→ Given records:
########

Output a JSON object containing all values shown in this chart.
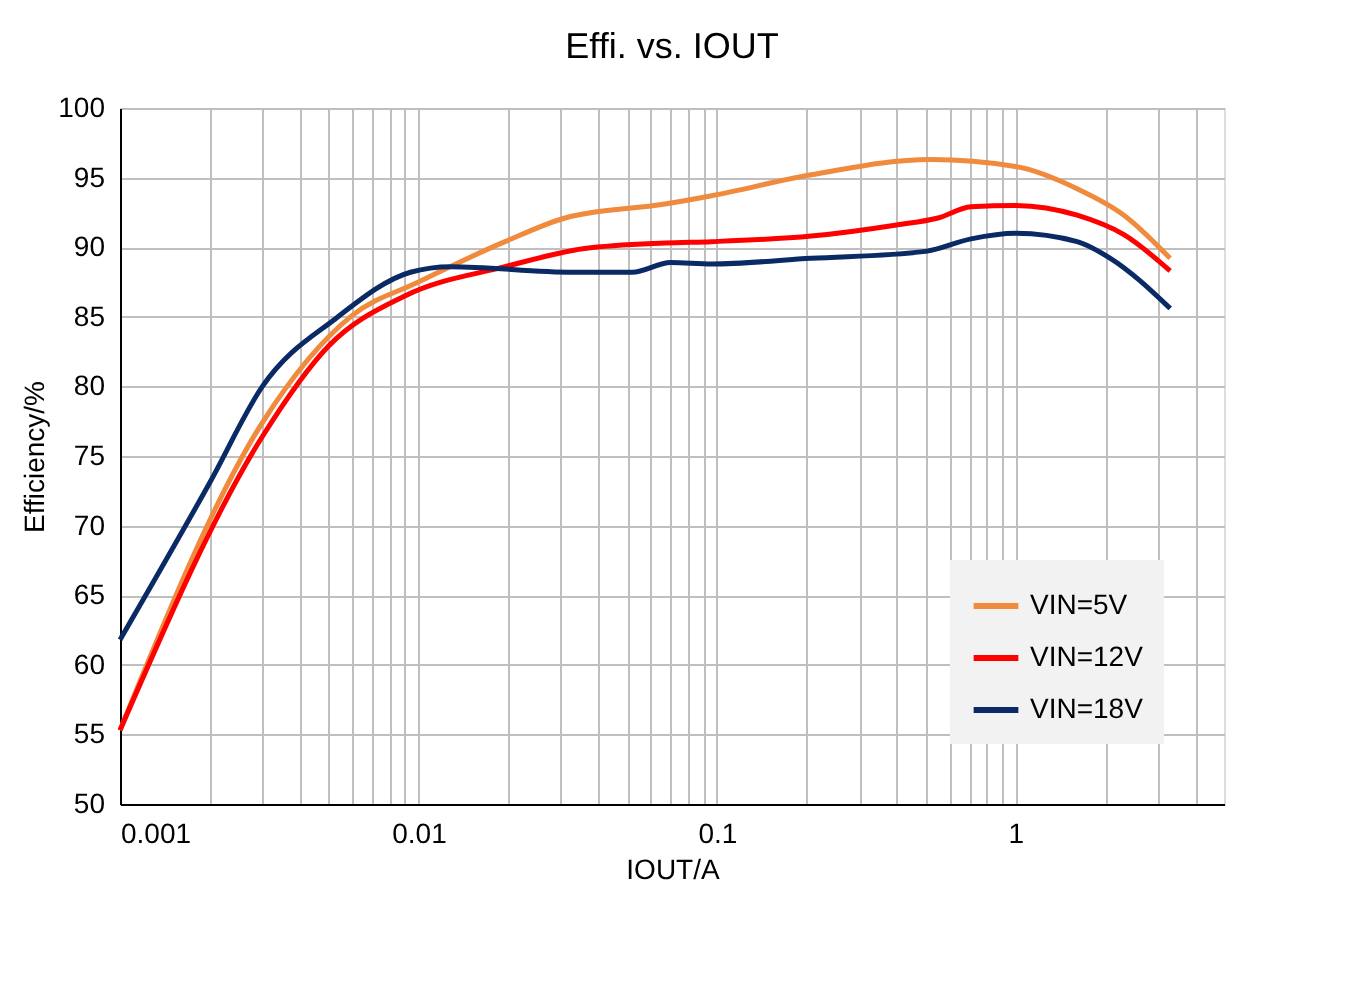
{
  "chart_data": {
    "type": "line",
    "title": "Effi. vs. IOUT",
    "xlabel": "IOUT/A",
    "ylabel": "Efficiency/%",
    "xlim": [
      0.001,
      5
    ],
    "ylim": [
      50,
      100
    ],
    "xticks": [
      0.001,
      {
        "value": 0.002,
        "label": null
      },
      {
        "value": 0.003,
        "label": null
      },
      {
        "value": 0.004,
        "label": null
      },
      {
        "value": 0.005,
        "label": null
      },
      {
        "value": 0.006,
        "label": null
      },
      {
        "value": 0.007,
        "label": null
      },
      {
        "value": 0.008,
        "label": null
      },
      {
        "value": 0.009,
        "label": null
      },
      0.01,
      {
        "value": 0.02,
        "label": null
      },
      {
        "value": 0.03,
        "label": null
      },
      {
        "value": 0.04,
        "label": null
      },
      {
        "value": 0.05,
        "label": null
      },
      {
        "value": 0.06,
        "label": null
      },
      {
        "value": 0.07,
        "label": null
      },
      {
        "value": 0.08,
        "label": null
      },
      {
        "value": 0.09,
        "label": null
      },
      0.1,
      {
        "value": 0.2,
        "label": null
      },
      {
        "value": 0.3,
        "label": null
      },
      {
        "value": 0.4,
        "label": null
      },
      {
        "value": 0.5,
        "label": null
      },
      {
        "value": 0.6,
        "label": null
      },
      {
        "value": 0.7,
        "label": null
      },
      {
        "value": 0.8,
        "label": null
      },
      {
        "value": 0.9,
        "label": null
      },
      1,
      {
        "value": 2,
        "label": null
      },
      {
        "value": 3,
        "label": null
      },
      {
        "value": 4,
        "label": null
      }
    ],
    "yticks": [
      50,
      55,
      60,
      65,
      70,
      75,
      80,
      85,
      90,
      95,
      100
    ],
    "log": "x",
    "grid": true,
    "legend": "bottom right",
    "marker": "none",
    "line_style": "solid",
    "series": [
      {
        "name": "VIN=5V",
        "color": "#f08a3c",
        "x": [
          0.001,
          0.003,
          0.006,
          0.01,
          0.0195,
          0.031,
          0.067,
          0.096,
          0.207,
          0.52,
          1,
          1.61,
          2.31,
          3.3
        ],
        "values": [
          55.3,
          77.4,
          85.1,
          87.5,
          90.4,
          92.1,
          93.1,
          93.7,
          95.2,
          96.3,
          95.8,
          94.2,
          92.3,
          89.2
        ]
      },
      {
        "name": "VIN=12V",
        "color": "#ff0000",
        "x": [
          0.001,
          0.003,
          0.005,
          0.009,
          0.0195,
          0.036,
          0.067,
          0.096,
          0.207,
          0.4,
          0.55,
          0.71,
          1,
          1.61,
          2.31,
          3.3
        ],
        "values": [
          55.3,
          76.4,
          82.9,
          86.5,
          88.6,
          89.9,
          90.3,
          90.4,
          90.8,
          91.6,
          92.1,
          92.9,
          93.0,
          92.3,
          90.9,
          88.3
        ]
      },
      {
        "name": "VIN=18V",
        "color": "#0a2a66",
        "x": [
          0.001,
          0.002,
          0.003,
          0.0053,
          0.0094,
          0.0128,
          0.033,
          0.052,
          0.07,
          0.096,
          0.207,
          0.5,
          0.71,
          1,
          1.61,
          2.08,
          3.3
        ],
        "values": [
          61.8,
          73.1,
          80.0,
          84.9,
          88.2,
          88.6,
          88.2,
          88.2,
          88.9,
          88.8,
          89.2,
          89.7,
          90.6,
          91.0,
          90.4,
          89.2,
          85.6
        ]
      }
    ]
  }
}
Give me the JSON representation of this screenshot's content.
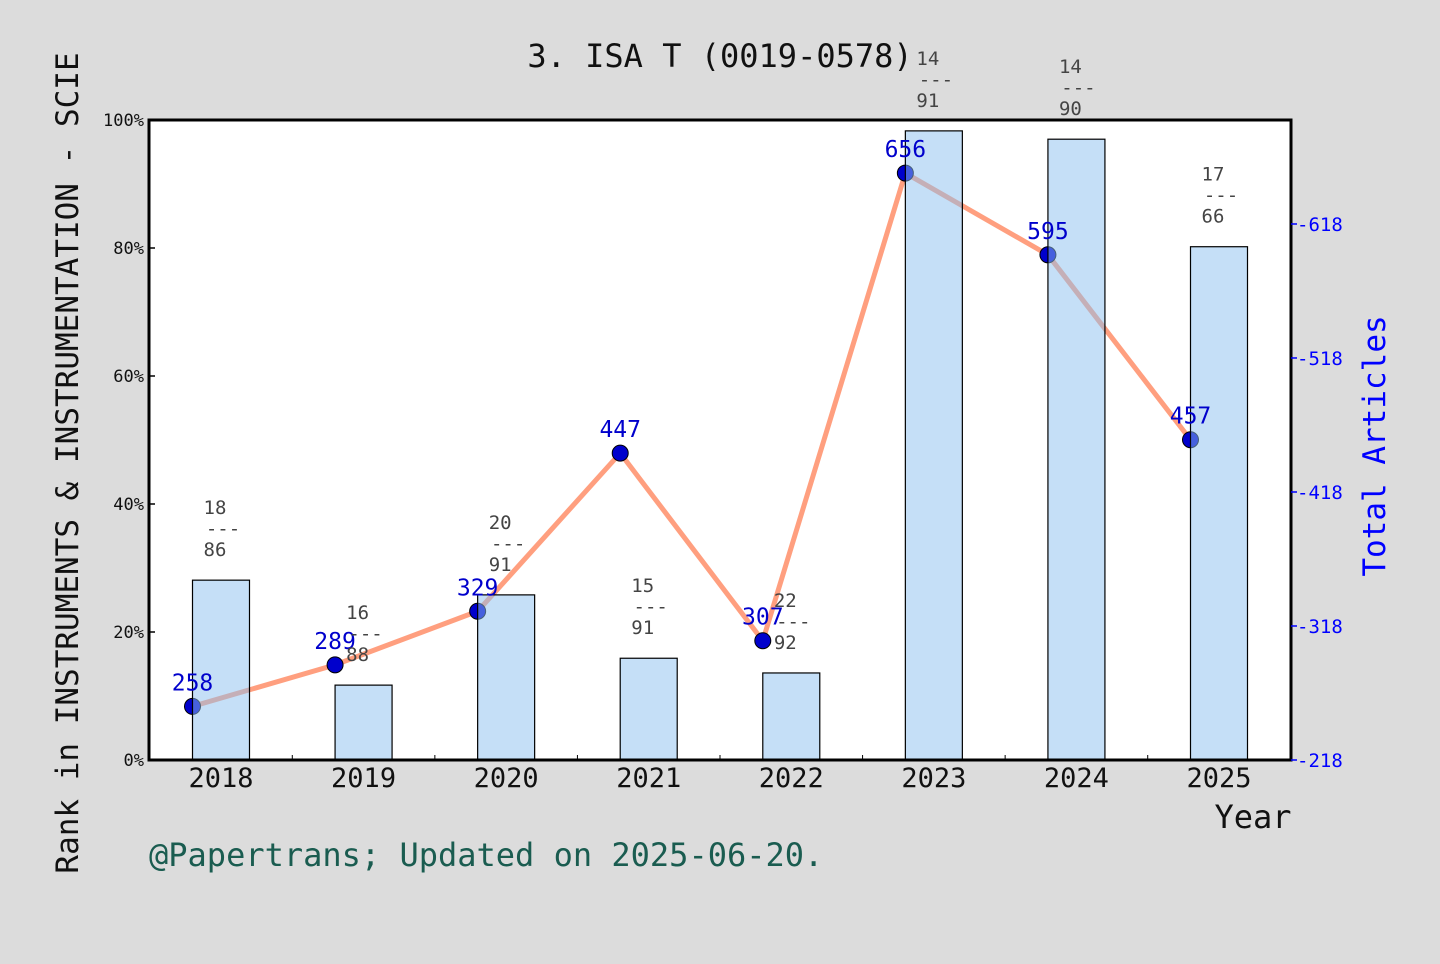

########

→ Given task:
Extract every line that has the string "JSON" in it.

→ The response:
Output a JSON object containing all values shown in this chart.
Give me the JSON representation of this screenshot's content.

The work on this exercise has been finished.